#### SUPPLIED ENTRIES ####

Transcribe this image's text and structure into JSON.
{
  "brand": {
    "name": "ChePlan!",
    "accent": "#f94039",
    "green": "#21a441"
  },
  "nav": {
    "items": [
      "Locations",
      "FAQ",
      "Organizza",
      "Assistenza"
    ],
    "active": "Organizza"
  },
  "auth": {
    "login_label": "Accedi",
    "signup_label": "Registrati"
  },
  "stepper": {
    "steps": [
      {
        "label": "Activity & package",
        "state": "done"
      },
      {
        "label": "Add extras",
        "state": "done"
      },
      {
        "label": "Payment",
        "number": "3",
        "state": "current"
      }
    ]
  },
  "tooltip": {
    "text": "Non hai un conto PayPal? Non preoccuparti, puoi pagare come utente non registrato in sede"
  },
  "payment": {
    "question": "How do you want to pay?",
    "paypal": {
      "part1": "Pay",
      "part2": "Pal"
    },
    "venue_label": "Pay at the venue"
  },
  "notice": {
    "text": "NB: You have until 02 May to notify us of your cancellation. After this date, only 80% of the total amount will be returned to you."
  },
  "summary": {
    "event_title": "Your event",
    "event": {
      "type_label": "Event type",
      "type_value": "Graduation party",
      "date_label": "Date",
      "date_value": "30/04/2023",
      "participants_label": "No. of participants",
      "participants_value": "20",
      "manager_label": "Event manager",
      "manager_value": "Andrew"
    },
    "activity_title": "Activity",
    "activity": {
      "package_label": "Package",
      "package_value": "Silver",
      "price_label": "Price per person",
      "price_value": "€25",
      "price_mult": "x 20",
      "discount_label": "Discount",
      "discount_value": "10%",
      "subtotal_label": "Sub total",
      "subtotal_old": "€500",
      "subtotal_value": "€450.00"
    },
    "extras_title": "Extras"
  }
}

####

» GIVEN EXERCISE:
Restate the whole of the material exactly.

» EXERCISE OUTPUT:
Transcribe this image's text and structure into JSON.
{
  "brand": {
    "name": "ChePlan!",
    "accent": "#f94039",
    "green": "#21a441"
  },
  "nav": {
    "items": [
      "Locations",
      "FAQ",
      "Organizza",
      "Assistenza"
    ],
    "active": "Organizza"
  },
  "auth": {
    "login_label": "Accedi",
    "signup_label": "Registrati"
  },
  "stepper": {
    "steps": [
      {
        "label": "Activity & package",
        "state": "done"
      },
      {
        "label": "Add extras",
        "state": "done"
      },
      {
        "label": "Payment",
        "number": "3",
        "state": "current"
      }
    ]
  },
  "tooltip": {
    "text": "Non hai un conto PayPal? Non preoccuparti, puoi pagare come utente non registrato in sede"
  },
  "payment": {
    "question": "How do you want to pay?",
    "paypal": {
      "part1": "Pay",
      "part2": "Pal"
    },
    "venue_label": "Pay at the venue"
  },
  "notice": {
    "text": "NB: You have until 02 May to notify us of your cancellation. After this date, only 80% of the total amount will be returned to you."
  },
  "summary": {
    "event_title": "Your event",
    "event": {
      "type_label": "Event type",
      "type_value": "Graduation party",
      "date_label": "Date",
      "date_value": "30/04/2023",
      "participants_label": "No. of participants",
      "participants_value": "20",
      "manager_label": "Event manager",
      "manager_value": "Andrew"
    },
    "activity_title": "Activity",
    "activity": {
      "package_label": "Package",
      "package_value": "Silver",
      "price_label": "Price per person",
      "price_value": "€25",
      "price_mult": "x 20",
      "discount_label": "Discount",
      "discount_value": "10%",
      "subtotal_label": "Sub total",
      "subtotal_old": "€500",
      "subtotal_value": "€450.00"
    },
    "extras_title": "Extras"
  }
}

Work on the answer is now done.